Listings of boxed layout items:
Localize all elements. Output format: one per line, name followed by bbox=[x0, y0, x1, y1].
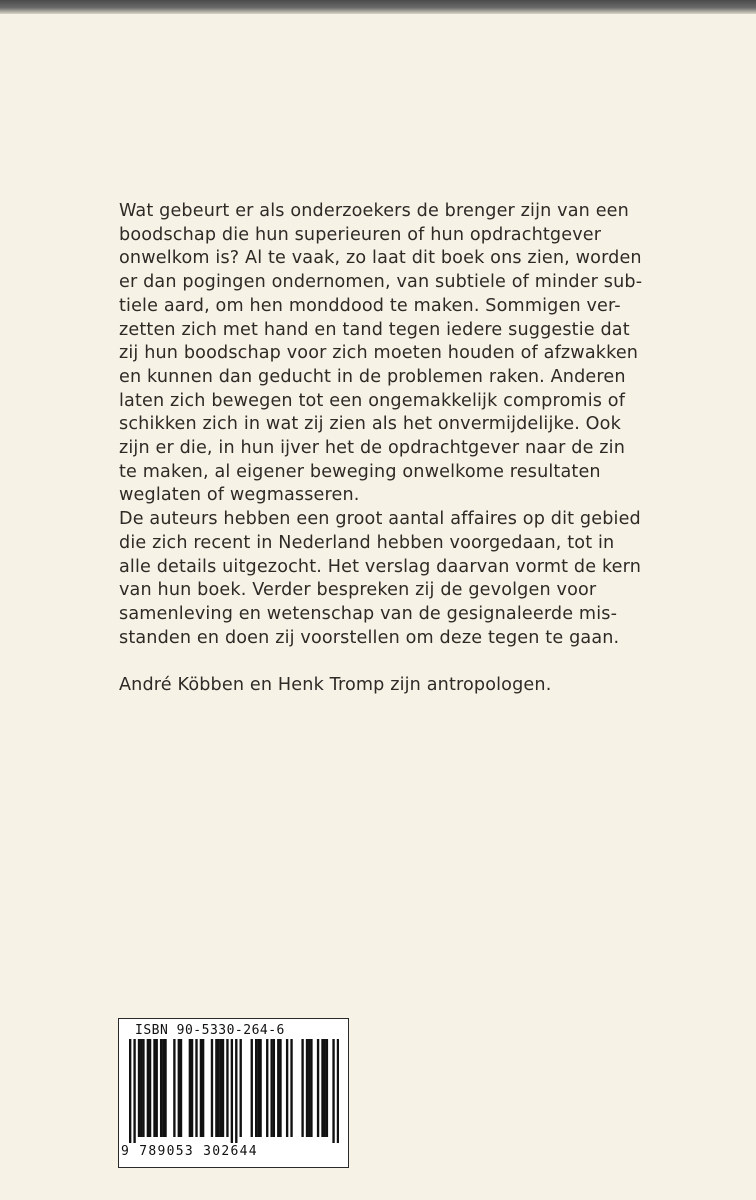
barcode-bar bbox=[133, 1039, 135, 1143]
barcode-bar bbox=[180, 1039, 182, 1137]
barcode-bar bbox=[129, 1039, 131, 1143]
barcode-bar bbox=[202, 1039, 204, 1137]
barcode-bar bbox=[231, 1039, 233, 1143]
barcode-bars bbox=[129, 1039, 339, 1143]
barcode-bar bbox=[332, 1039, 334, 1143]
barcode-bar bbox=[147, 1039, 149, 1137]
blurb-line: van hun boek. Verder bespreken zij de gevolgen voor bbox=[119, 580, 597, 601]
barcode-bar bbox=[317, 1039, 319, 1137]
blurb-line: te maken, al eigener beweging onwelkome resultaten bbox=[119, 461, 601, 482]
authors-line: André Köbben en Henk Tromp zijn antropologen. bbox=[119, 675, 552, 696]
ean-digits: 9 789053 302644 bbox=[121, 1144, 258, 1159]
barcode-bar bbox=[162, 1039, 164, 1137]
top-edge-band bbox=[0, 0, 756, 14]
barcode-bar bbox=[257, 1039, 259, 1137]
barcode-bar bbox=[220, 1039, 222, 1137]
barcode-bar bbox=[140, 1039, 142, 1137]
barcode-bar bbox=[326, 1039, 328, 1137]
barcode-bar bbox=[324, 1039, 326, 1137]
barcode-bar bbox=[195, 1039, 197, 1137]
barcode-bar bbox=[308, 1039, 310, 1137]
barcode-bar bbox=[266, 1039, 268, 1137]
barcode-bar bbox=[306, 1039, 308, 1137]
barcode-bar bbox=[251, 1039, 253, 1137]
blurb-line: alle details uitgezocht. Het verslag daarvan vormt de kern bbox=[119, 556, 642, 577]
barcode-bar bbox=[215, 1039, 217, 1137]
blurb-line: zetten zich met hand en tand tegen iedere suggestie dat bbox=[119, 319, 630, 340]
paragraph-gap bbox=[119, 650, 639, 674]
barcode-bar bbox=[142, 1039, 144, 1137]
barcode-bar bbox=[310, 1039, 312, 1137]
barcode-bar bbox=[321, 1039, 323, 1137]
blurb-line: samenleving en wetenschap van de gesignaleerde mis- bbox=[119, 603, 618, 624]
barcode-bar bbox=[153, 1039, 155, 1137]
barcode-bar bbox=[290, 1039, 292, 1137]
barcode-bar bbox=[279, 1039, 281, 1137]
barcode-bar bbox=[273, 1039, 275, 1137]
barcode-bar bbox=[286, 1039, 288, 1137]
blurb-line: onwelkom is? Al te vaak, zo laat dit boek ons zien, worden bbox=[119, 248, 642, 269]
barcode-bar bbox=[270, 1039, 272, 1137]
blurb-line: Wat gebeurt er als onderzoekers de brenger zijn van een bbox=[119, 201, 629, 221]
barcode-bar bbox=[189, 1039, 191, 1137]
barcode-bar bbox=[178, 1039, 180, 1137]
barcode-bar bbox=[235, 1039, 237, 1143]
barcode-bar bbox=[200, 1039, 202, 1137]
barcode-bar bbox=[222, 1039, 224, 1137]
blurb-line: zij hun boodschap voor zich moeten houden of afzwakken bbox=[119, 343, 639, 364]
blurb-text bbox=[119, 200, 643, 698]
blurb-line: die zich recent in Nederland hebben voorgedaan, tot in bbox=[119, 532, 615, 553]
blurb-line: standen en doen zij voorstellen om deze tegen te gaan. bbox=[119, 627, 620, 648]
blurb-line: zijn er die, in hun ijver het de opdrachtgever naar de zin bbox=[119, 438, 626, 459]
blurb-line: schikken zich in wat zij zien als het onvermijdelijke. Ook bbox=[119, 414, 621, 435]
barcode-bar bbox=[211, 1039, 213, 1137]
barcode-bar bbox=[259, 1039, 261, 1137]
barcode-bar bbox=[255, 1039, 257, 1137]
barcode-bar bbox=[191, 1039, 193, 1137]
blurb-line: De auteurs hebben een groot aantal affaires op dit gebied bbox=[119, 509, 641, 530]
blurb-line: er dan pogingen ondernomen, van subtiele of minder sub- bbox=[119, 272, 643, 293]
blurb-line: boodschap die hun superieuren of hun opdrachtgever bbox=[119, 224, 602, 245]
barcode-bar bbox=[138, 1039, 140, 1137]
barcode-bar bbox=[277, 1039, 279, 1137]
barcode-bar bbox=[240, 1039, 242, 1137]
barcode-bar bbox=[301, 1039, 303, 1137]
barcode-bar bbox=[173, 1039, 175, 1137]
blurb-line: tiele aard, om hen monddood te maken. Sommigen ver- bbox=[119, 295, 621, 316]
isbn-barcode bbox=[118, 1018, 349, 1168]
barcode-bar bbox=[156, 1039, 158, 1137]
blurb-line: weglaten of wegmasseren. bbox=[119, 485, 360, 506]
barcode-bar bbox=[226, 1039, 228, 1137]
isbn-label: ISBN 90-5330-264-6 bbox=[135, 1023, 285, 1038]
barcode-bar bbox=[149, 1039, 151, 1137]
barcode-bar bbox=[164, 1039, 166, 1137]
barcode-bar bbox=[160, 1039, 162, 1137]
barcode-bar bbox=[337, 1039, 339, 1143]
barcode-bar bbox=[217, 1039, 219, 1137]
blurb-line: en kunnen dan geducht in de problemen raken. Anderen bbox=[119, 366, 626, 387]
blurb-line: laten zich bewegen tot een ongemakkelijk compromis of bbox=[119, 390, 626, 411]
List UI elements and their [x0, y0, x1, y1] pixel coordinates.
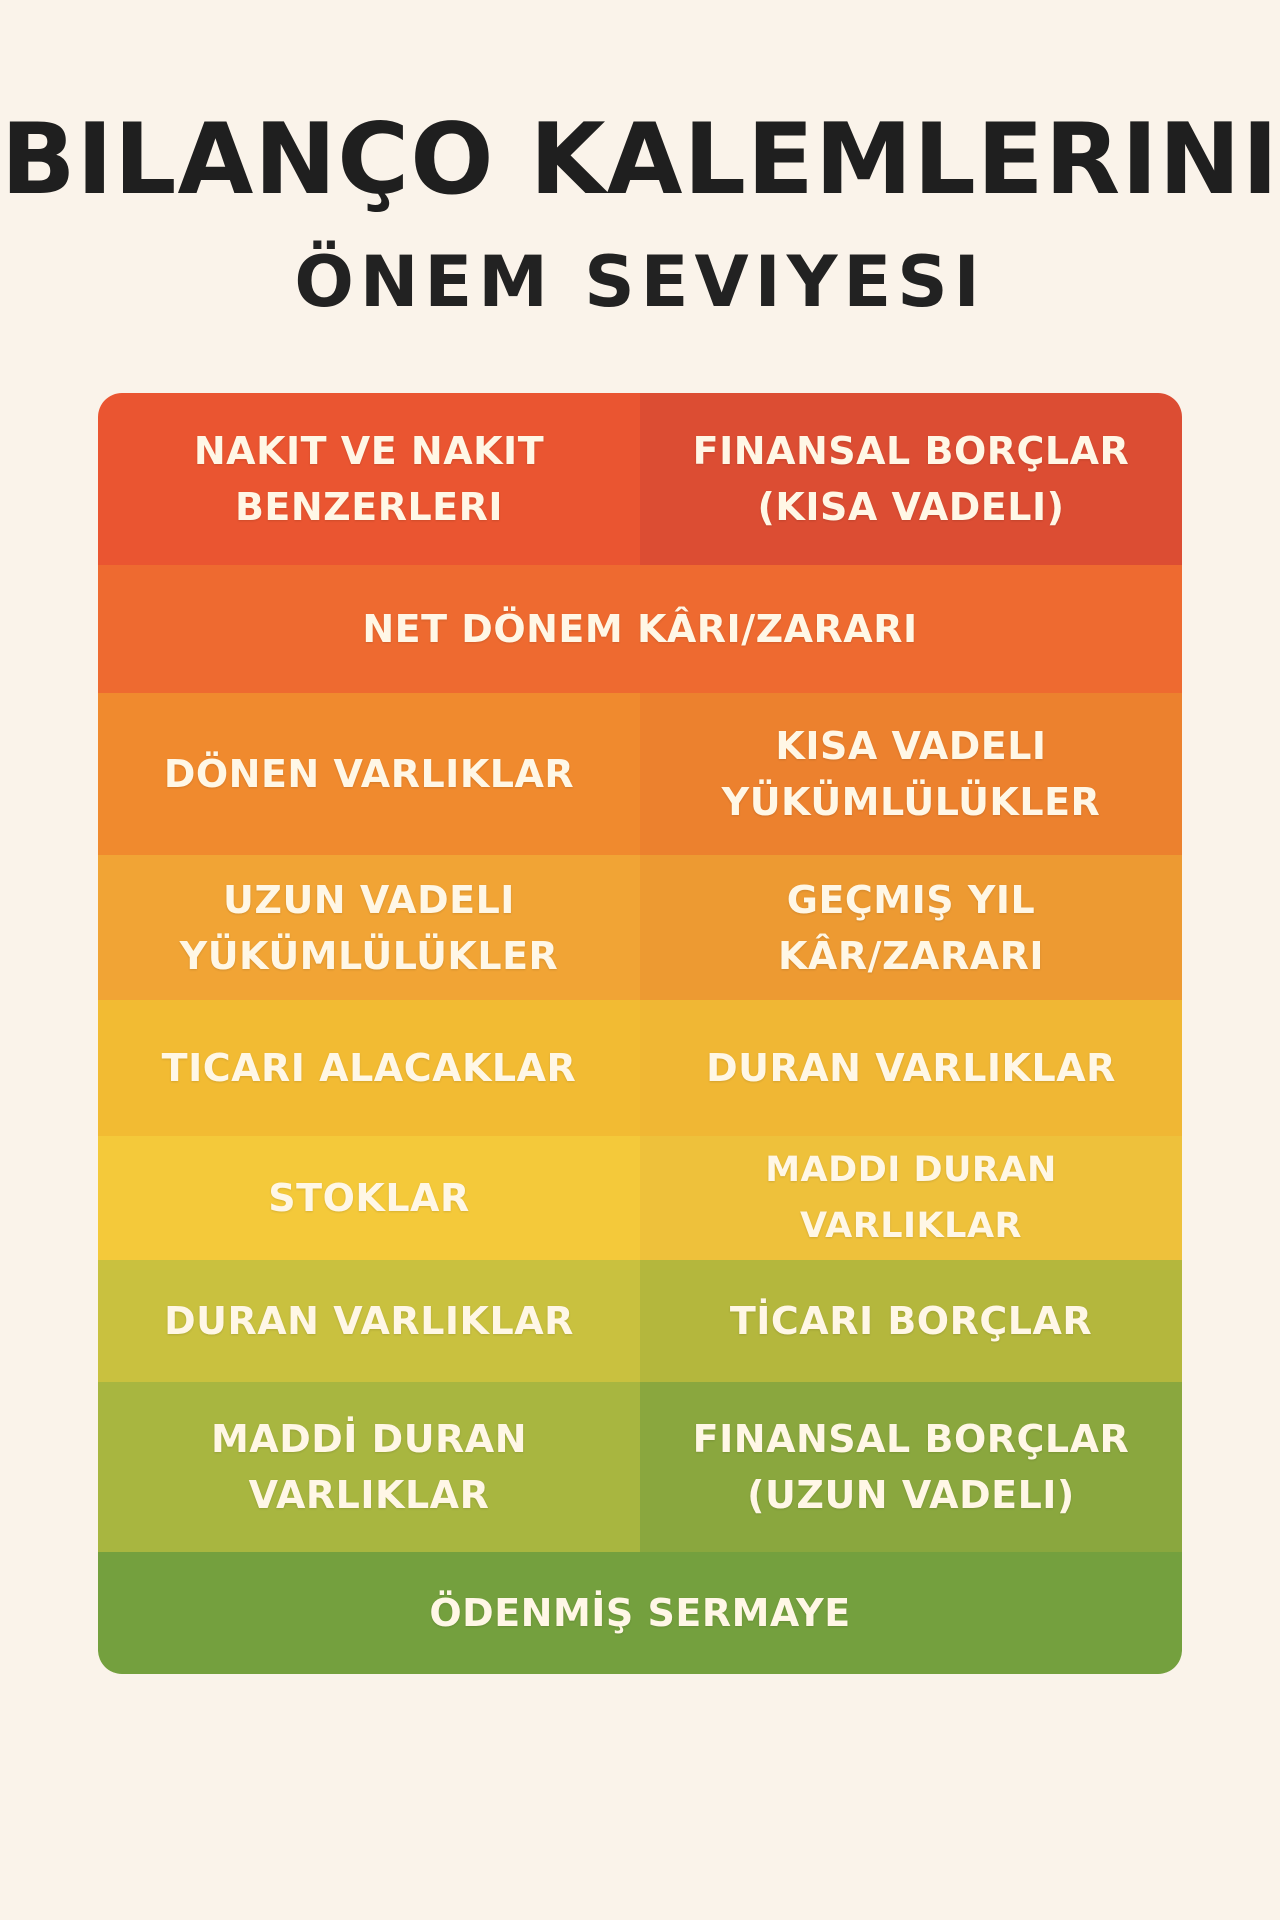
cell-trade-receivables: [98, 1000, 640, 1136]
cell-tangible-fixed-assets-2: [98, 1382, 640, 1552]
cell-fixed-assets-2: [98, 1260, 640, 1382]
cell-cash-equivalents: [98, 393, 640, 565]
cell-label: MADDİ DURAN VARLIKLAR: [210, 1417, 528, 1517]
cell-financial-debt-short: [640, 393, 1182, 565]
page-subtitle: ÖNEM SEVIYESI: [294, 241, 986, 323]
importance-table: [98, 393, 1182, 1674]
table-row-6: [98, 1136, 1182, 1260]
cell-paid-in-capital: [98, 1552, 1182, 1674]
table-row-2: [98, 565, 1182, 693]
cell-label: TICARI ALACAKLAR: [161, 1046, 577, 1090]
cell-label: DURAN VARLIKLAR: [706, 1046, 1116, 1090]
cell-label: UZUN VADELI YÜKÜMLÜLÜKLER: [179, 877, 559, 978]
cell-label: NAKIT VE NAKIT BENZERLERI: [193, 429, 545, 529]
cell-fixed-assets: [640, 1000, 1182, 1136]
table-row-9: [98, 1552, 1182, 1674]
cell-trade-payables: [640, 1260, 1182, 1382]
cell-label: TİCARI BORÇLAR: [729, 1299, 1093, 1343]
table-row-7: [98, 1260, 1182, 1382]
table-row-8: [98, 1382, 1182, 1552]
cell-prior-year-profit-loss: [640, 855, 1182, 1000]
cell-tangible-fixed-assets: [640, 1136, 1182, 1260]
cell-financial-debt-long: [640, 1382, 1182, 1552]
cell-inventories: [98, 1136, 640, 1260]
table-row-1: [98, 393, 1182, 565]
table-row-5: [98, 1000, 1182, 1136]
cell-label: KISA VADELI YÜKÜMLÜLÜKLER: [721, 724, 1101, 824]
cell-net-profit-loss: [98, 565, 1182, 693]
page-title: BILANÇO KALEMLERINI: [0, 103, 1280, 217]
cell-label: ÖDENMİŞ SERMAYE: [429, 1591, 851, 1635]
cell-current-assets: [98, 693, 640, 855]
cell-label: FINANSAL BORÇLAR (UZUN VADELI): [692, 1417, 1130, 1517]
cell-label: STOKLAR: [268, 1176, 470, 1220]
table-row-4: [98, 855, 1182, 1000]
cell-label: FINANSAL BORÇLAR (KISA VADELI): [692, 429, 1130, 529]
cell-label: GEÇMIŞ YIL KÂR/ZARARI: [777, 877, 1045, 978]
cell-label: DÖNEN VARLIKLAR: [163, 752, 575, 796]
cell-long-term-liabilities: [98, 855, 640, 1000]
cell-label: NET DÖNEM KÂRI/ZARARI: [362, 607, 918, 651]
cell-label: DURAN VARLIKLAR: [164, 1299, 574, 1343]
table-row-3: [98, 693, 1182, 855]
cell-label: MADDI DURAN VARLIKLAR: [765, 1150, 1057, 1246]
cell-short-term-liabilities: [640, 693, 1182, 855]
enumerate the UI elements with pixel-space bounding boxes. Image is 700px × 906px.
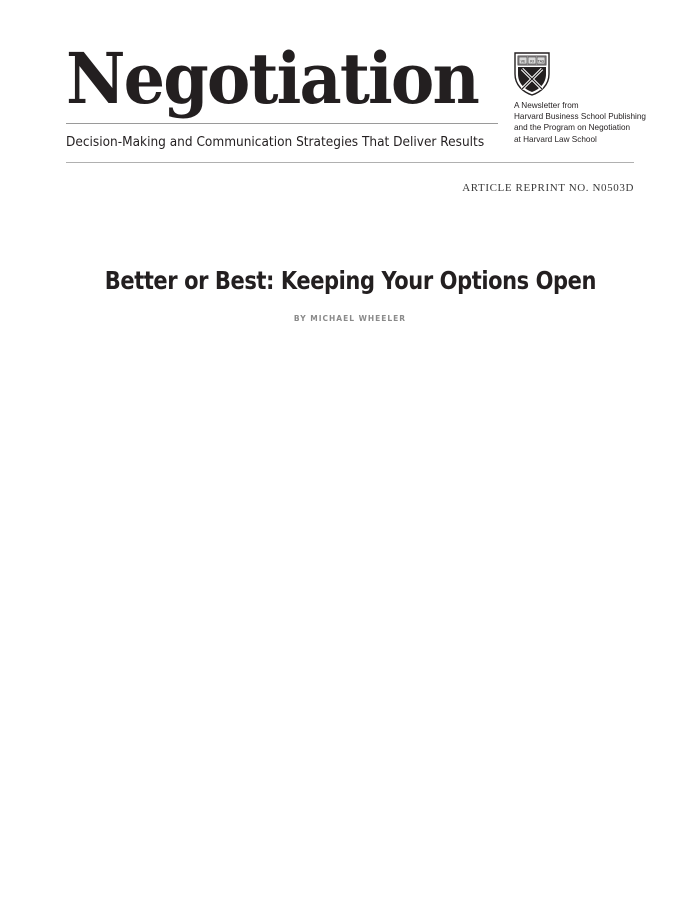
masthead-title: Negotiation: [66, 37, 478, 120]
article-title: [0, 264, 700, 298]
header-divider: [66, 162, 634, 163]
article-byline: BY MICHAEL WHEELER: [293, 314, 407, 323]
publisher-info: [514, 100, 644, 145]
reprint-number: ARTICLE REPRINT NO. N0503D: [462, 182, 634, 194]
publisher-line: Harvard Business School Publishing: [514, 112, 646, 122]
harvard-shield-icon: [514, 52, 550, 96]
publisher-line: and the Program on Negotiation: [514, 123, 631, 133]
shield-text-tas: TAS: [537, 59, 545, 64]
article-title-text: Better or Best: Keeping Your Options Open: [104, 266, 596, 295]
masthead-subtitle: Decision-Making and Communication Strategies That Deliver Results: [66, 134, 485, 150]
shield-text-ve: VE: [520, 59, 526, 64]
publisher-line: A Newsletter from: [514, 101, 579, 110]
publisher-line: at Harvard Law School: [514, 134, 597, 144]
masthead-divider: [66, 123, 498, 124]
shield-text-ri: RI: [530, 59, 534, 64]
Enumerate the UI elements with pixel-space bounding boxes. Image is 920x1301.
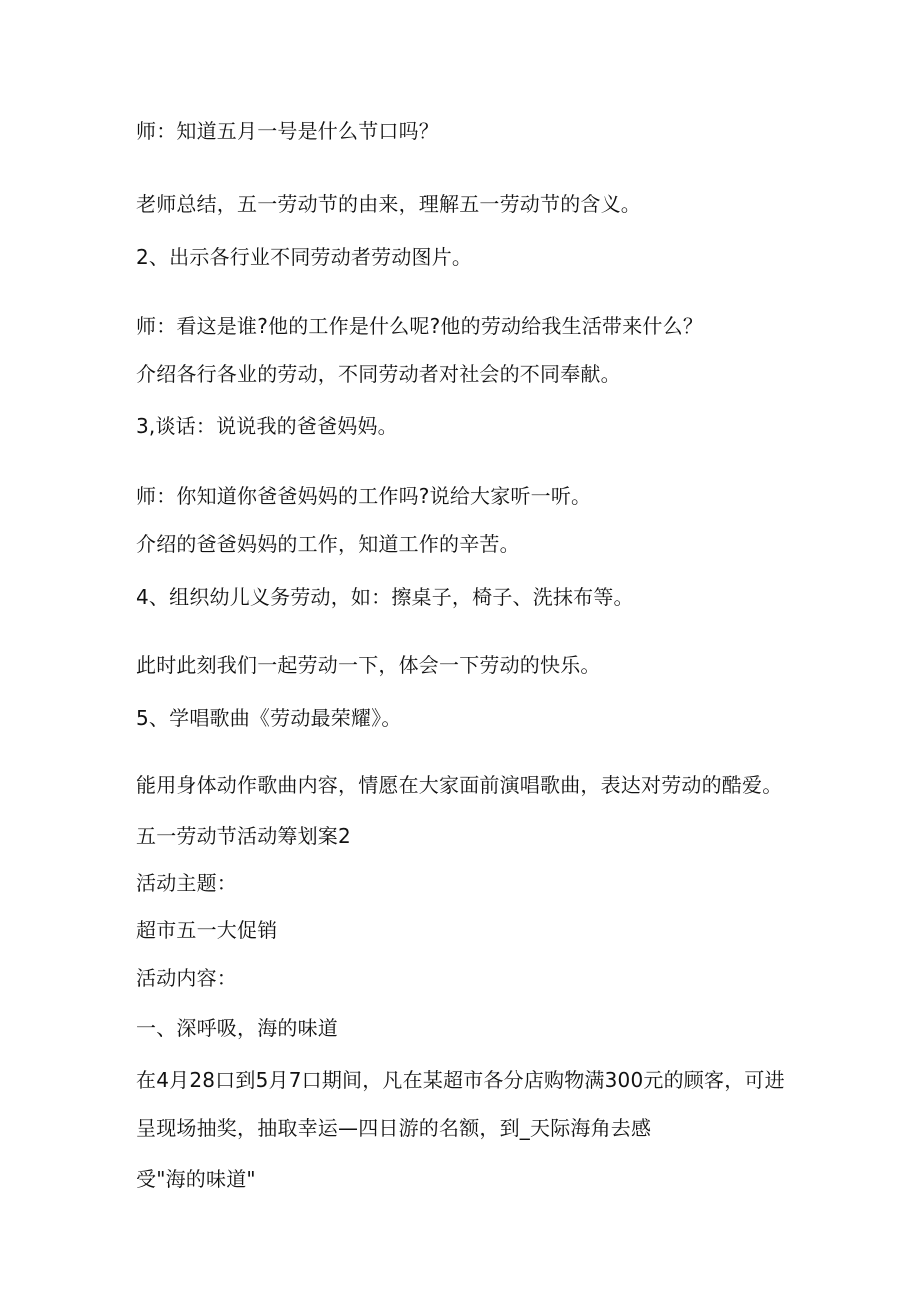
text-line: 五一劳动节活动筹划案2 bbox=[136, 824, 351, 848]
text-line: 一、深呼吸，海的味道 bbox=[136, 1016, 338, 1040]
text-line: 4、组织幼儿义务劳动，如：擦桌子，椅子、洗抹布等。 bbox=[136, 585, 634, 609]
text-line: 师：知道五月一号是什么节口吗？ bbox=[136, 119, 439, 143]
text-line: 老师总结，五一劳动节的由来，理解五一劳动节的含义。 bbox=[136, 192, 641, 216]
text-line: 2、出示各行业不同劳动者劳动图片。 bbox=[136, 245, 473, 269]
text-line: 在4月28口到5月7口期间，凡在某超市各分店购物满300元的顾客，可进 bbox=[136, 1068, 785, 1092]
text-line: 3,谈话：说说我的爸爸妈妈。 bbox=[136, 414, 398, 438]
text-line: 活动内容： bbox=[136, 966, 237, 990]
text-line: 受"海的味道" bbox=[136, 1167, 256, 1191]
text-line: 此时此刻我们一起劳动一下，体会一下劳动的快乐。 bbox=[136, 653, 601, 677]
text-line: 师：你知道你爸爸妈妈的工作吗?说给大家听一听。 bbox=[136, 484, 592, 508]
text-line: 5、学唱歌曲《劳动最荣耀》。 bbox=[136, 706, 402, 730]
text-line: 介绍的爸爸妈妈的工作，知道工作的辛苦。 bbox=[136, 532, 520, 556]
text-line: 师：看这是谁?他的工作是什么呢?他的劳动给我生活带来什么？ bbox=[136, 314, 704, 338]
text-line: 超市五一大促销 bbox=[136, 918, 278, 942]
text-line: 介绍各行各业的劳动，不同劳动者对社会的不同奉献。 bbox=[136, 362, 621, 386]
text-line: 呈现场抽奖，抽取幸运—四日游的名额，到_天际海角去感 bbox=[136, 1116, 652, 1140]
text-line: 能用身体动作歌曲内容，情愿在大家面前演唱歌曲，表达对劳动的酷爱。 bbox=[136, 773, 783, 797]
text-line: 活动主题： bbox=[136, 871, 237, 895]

Task details:
Copy the lines of the records word for word, starting at the line that contains "text-line: 五一劳动节活动筹划案2 bbox=[136, 824, 351, 848]" and ending at the line that contains "text-line: 活动内容： bbox=[136, 966, 237, 990]", both included.

Expected answer:
text-line: 五一劳动节活动筹划案2 bbox=[136, 824, 351, 848]
text-line: 一、深呼吸，海的味道 bbox=[136, 1016, 338, 1040]
text-line: 4、组织幼儿义务劳动，如：擦桌子，椅子、洗抹布等。 bbox=[136, 585, 634, 609]
text-line: 师：知道五月一号是什么节口吗？ bbox=[136, 119, 439, 143]
text-line: 老师总结，五一劳动节的由来，理解五一劳动节的含义。 bbox=[136, 192, 641, 216]
text-line: 2、出示各行业不同劳动者劳动图片。 bbox=[136, 245, 473, 269]
text-line: 在4月28口到5月7口期间，凡在某超市各分店购物满300元的顾客，可进 bbox=[136, 1068, 785, 1092]
text-line: 3,谈话：说说我的爸爸妈妈。 bbox=[136, 414, 398, 438]
text-line: 活动内容： bbox=[136, 966, 237, 990]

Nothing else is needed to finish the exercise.